(Goal of the exercise) Keep every line where the word "color" appears; drop the rest.

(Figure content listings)
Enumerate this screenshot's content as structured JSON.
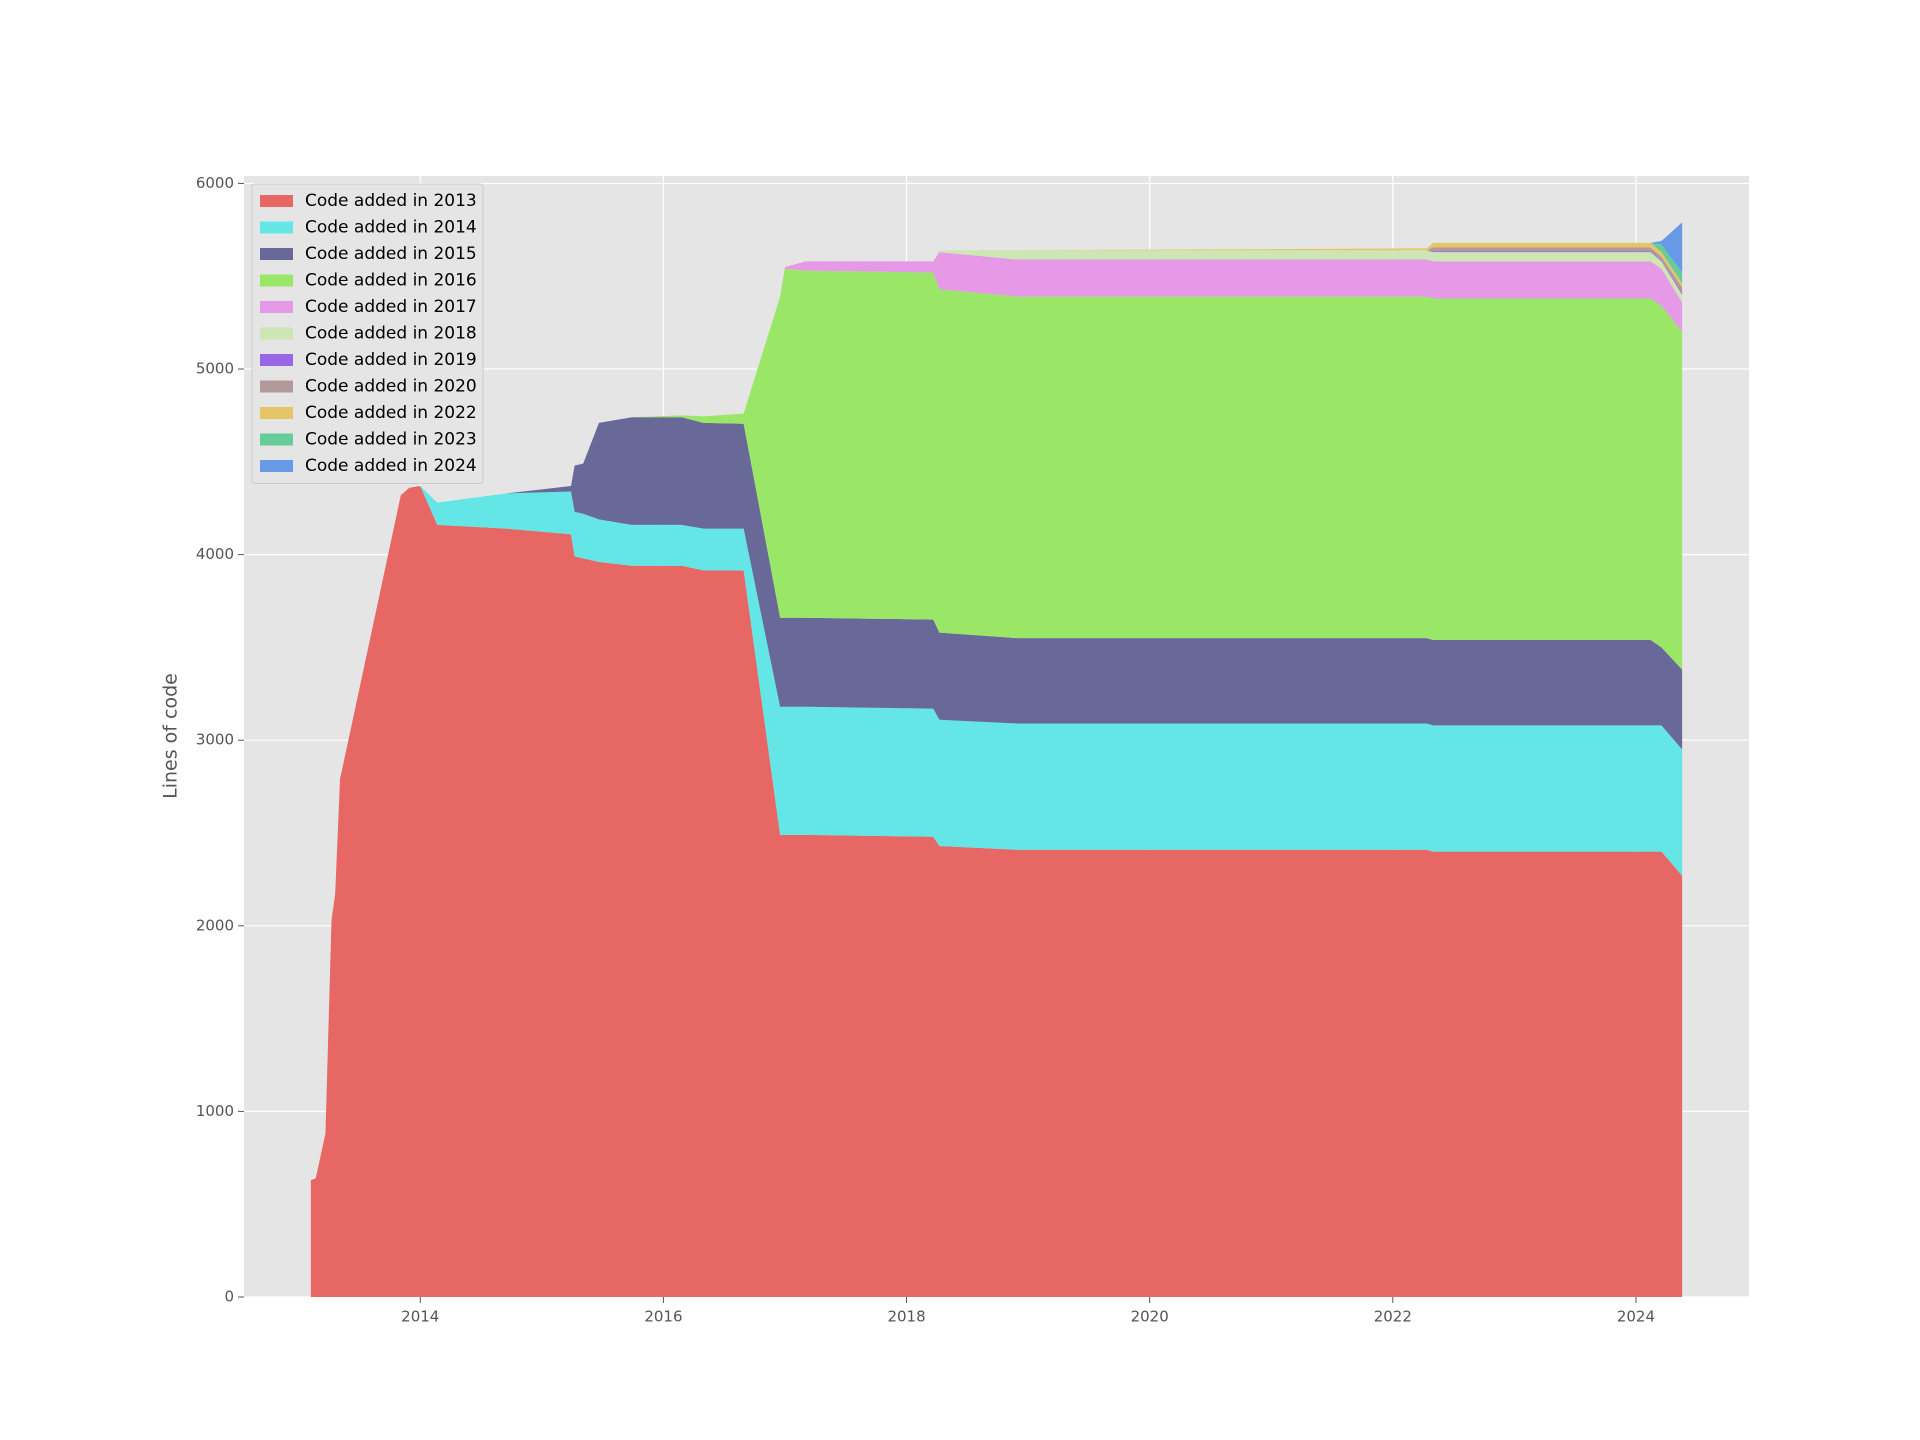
{
  "chart_data": {
    "type": "stackedarea",
    "ylabel": "Lines of code",
    "x": [
      2013.1,
      2013.14,
      2013.22,
      2013.27,
      2013.3,
      2013.34,
      2013.84,
      2013.91,
      2014.0,
      2014.14,
      2014.71,
      2015.24,
      2015.27,
      2015.34,
      2015.47,
      2015.74,
      2016.15,
      2016.33,
      2016.66,
      2016.96,
      2017.0,
      2017.17,
      2018.22,
      2018.27,
      2018.91,
      2022.28,
      2022.33,
      2024.12,
      2024.21,
      2024.38
    ],
    "series": [
      {
        "name": "Code added in 2013",
        "color": "#e66764",
        "values": [
          630,
          640,
          880,
          2030,
          2170,
          2790,
          4320,
          4360,
          4370,
          4160,
          4140,
          4110,
          3990,
          3980,
          3960,
          3940,
          3940,
          3915,
          3915,
          2490,
          2490,
          2490,
          2480,
          2430,
          2410,
          2410,
          2400,
          2400,
          2400,
          2270
        ]
      },
      {
        "name": "Code added in 2014",
        "color": "#64e5e6",
        "values": [
          0,
          0,
          0,
          0,
          0,
          0,
          0,
          0,
          0,
          120,
          190,
          230,
          240,
          240,
          230,
          220,
          220,
          225,
          225,
          690,
          690,
          690,
          690,
          680,
          680,
          680,
          680,
          680,
          680,
          680
        ]
      },
      {
        "name": "Code added in 2015",
        "color": "#686899",
        "values": [
          0,
          0,
          0,
          0,
          0,
          0,
          0,
          0,
          0,
          0,
          0,
          30,
          250,
          270,
          520,
          580,
          580,
          570,
          565,
          480,
          480,
          480,
          480,
          470,
          460,
          460,
          460,
          460,
          420,
          430
        ]
      },
      {
        "name": "Code added in 2016",
        "color": "#9ae666",
        "values": [
          0,
          0,
          0,
          0,
          0,
          0,
          0,
          0,
          0,
          0,
          0,
          0,
          0,
          0,
          0,
          0,
          10,
          35,
          55,
          1730,
          1880,
          1870,
          1870,
          1850,
          1840,
          1840,
          1840,
          1840,
          1840,
          1820
        ]
      },
      {
        "name": "Code added in 2017",
        "color": "#e699e6",
        "values": [
          0,
          0,
          0,
          0,
          0,
          0,
          0,
          0,
          0,
          0,
          0,
          0,
          0,
          0,
          0,
          0,
          0,
          0,
          0,
          0,
          10,
          50,
          60,
          200,
          200,
          200,
          200,
          200,
          200,
          160
        ]
      },
      {
        "name": "Code added in 2018",
        "color": "#cde6b3",
        "values": [
          0,
          0,
          0,
          0,
          0,
          0,
          0,
          0,
          0,
          0,
          0,
          0,
          0,
          0,
          0,
          0,
          0,
          0,
          0,
          0,
          0,
          0,
          0,
          10,
          50,
          50,
          50,
          50,
          40,
          40
        ]
      },
      {
        "name": "Code added in 2019",
        "color": "#9966e6",
        "values": [
          0,
          0,
          0,
          0,
          0,
          0,
          0,
          0,
          0,
          0,
          0,
          0,
          0,
          0,
          0,
          0,
          0,
          0,
          0,
          0,
          0,
          0,
          0,
          0,
          0,
          0,
          5,
          5,
          5,
          10
        ]
      },
      {
        "name": "Code added in 2020",
        "color": "#b39999",
        "values": [
          0,
          0,
          0,
          0,
          0,
          0,
          0,
          0,
          0,
          0,
          0,
          0,
          0,
          0,
          0,
          0,
          0,
          0,
          0,
          0,
          0,
          0,
          0,
          0,
          0,
          0,
          20,
          20,
          20,
          30
        ]
      },
      {
        "name": "Code added in 2022",
        "color": "#e6c566",
        "values": [
          0,
          0,
          0,
          0,
          0,
          0,
          0,
          0,
          0,
          0,
          0,
          0,
          0,
          0,
          0,
          0,
          0,
          0,
          0,
          0,
          0,
          0,
          0,
          0,
          0,
          10,
          25,
          25,
          25,
          20
        ]
      },
      {
        "name": "Code added in 2023",
        "color": "#66cc99",
        "values": [
          0,
          0,
          0,
          0,
          0,
          0,
          0,
          0,
          0,
          0,
          0,
          0,
          0,
          0,
          0,
          0,
          0,
          0,
          0,
          0,
          0,
          0,
          0,
          0,
          0,
          0,
          0,
          0,
          40,
          60
        ]
      },
      {
        "name": "Code added in 2024",
        "color": "#6699e6",
        "values": [
          0,
          0,
          0,
          0,
          0,
          0,
          0,
          0,
          0,
          0,
          0,
          0,
          0,
          0,
          0,
          0,
          0,
          0,
          0,
          0,
          0,
          0,
          0,
          0,
          0,
          0,
          0,
          0,
          20,
          270
        ]
      }
    ],
    "xlim": [
      2012.55,
      2024.93
    ],
    "xticks": [
      2014,
      2016,
      2018,
      2020,
      2022,
      2024
    ],
    "ylim": [
      0,
      6040
    ],
    "yticks": [
      0,
      1000,
      2000,
      3000,
      4000,
      5000,
      6000
    ],
    "grid": true,
    "legend": "upper left"
  }
}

(Reply to the task)
        "color": "#e66764",
        "color": "#64e5e6",
        "color": "#686899",
        "color": "#9ae666",
        "color": "#e699e6",
        "color": "#cde6b3",
        "color": "#9966e6",
        "color": "#b39999",
        "color": "#e6c566",
        "color": "#66cc99",
        "color": "#6699e6",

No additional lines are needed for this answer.